What is asked: Gather, from the listing beneath this task, every line holding the string "JSON".

* * * * *

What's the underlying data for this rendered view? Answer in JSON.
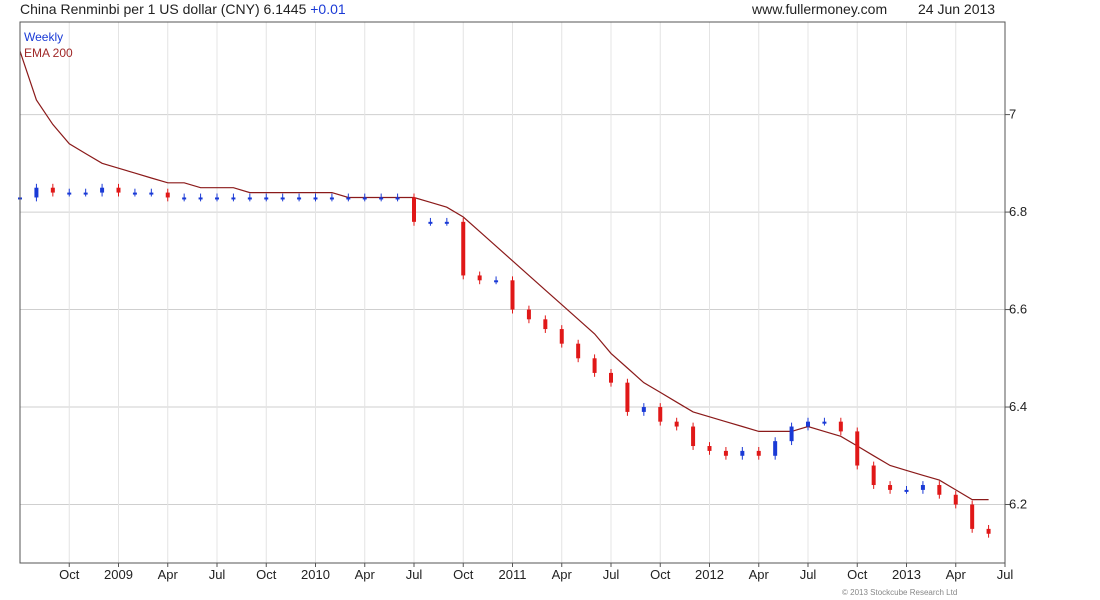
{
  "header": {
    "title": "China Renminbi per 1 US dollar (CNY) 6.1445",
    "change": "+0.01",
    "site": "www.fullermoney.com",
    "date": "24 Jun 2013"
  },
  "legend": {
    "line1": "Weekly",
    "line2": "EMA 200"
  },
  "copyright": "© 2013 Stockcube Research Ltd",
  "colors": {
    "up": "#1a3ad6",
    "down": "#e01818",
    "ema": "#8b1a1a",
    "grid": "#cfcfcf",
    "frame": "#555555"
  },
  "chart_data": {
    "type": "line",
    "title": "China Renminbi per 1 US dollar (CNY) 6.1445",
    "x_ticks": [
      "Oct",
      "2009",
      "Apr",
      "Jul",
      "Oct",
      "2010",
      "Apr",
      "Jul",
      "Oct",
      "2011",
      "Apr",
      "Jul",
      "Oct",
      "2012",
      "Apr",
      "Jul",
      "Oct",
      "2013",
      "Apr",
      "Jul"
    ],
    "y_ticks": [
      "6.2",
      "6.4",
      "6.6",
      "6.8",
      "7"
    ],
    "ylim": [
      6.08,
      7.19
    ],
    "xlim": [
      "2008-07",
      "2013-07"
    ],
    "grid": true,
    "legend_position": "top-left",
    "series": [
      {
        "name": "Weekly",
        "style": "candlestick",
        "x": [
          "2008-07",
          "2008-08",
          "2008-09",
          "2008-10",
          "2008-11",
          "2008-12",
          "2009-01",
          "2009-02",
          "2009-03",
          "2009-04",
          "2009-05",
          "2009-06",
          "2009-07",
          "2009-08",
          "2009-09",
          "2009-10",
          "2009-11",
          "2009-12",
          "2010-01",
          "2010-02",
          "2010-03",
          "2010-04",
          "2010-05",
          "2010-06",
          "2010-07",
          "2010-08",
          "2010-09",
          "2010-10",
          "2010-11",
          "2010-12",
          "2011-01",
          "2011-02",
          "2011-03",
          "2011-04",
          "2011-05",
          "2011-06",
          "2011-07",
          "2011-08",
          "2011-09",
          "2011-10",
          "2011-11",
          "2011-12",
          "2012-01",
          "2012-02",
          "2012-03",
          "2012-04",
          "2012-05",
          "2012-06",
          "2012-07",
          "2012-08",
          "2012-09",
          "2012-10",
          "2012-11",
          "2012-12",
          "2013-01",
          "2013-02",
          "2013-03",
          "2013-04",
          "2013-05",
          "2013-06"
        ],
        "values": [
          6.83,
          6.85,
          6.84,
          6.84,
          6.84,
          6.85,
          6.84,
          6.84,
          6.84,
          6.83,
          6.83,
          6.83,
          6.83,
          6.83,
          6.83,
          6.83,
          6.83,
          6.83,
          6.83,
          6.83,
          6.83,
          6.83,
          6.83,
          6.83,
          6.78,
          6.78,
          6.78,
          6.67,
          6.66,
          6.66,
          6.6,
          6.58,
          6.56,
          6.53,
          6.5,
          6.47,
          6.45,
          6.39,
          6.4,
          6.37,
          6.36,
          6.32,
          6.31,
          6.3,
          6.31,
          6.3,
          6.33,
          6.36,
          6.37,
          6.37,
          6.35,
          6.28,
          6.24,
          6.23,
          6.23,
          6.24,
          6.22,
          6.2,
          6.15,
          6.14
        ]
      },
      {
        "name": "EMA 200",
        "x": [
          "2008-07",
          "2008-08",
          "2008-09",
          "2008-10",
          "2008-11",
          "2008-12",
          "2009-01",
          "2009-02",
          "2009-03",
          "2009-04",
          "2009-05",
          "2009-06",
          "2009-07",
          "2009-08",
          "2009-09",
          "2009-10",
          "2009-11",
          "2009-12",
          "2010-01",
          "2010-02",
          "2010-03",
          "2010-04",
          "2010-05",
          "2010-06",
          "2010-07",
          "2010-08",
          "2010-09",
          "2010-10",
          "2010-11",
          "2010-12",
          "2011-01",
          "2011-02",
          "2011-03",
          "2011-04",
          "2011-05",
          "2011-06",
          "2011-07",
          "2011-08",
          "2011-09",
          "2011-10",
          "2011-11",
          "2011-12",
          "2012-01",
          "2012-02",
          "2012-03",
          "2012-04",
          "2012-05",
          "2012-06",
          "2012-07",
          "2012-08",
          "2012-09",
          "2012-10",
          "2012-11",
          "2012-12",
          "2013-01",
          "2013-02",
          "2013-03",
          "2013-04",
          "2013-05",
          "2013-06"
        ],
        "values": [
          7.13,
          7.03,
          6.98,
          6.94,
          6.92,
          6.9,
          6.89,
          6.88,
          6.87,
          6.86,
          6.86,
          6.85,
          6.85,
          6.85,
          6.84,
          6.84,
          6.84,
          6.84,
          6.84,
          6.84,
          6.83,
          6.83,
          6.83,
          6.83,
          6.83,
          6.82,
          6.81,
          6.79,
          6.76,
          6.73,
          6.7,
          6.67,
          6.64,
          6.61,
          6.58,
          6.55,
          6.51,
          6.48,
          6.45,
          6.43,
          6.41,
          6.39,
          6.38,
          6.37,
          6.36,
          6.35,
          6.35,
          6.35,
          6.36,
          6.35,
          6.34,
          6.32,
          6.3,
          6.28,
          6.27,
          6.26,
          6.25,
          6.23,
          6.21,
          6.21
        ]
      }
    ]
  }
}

* * * * *

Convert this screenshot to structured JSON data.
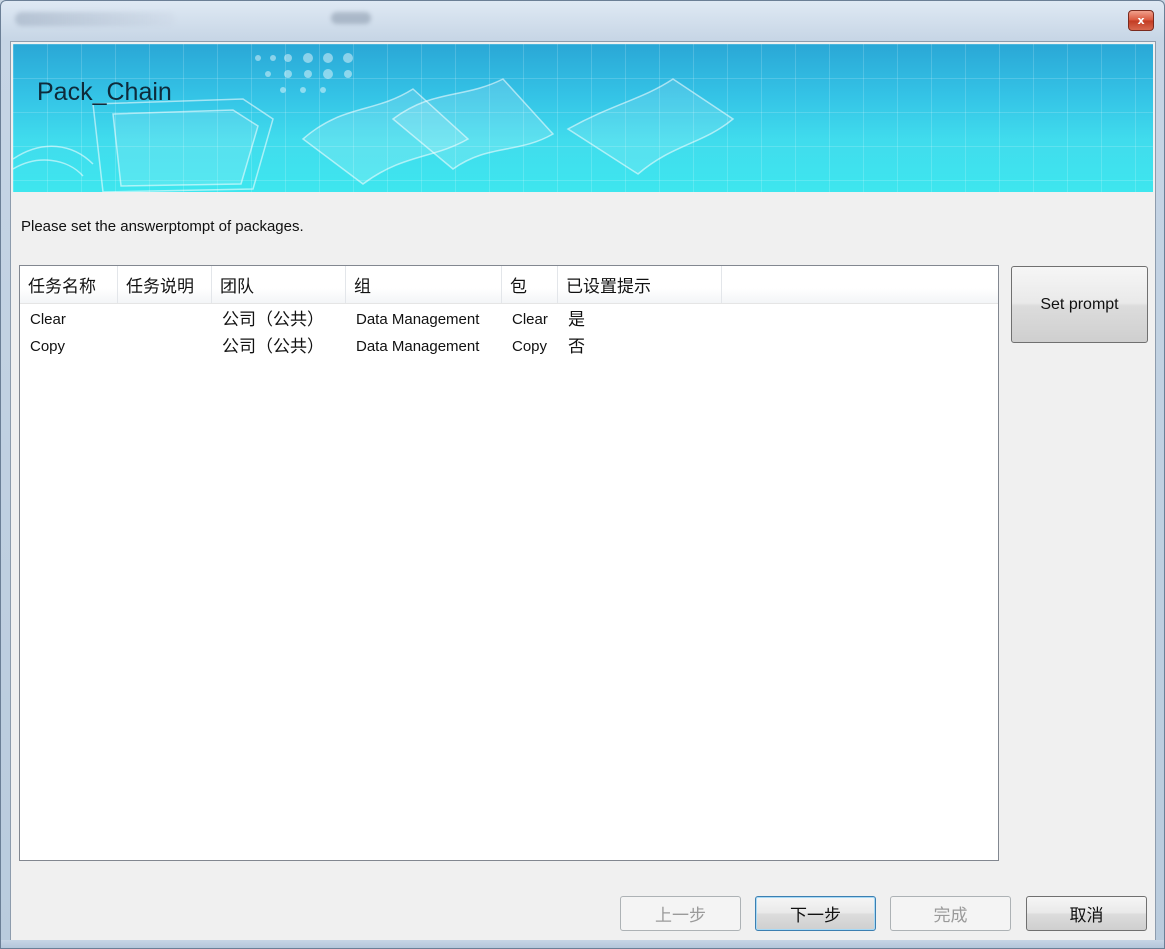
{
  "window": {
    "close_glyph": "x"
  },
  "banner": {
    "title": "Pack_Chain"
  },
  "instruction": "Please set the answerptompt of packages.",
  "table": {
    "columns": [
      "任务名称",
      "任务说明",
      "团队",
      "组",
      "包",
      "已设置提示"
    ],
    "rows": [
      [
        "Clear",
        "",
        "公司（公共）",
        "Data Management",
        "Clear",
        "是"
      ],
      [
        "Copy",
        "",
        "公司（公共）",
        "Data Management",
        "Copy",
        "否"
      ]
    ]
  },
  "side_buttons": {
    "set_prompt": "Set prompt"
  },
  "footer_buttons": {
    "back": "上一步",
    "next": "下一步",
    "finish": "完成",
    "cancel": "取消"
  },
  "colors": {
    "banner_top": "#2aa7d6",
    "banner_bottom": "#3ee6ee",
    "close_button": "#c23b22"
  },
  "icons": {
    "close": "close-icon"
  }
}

* * * * *

Correct result:
What's the underlying data for this rendered view? Answer in JSON.
Convert this screenshot to structured JSON data.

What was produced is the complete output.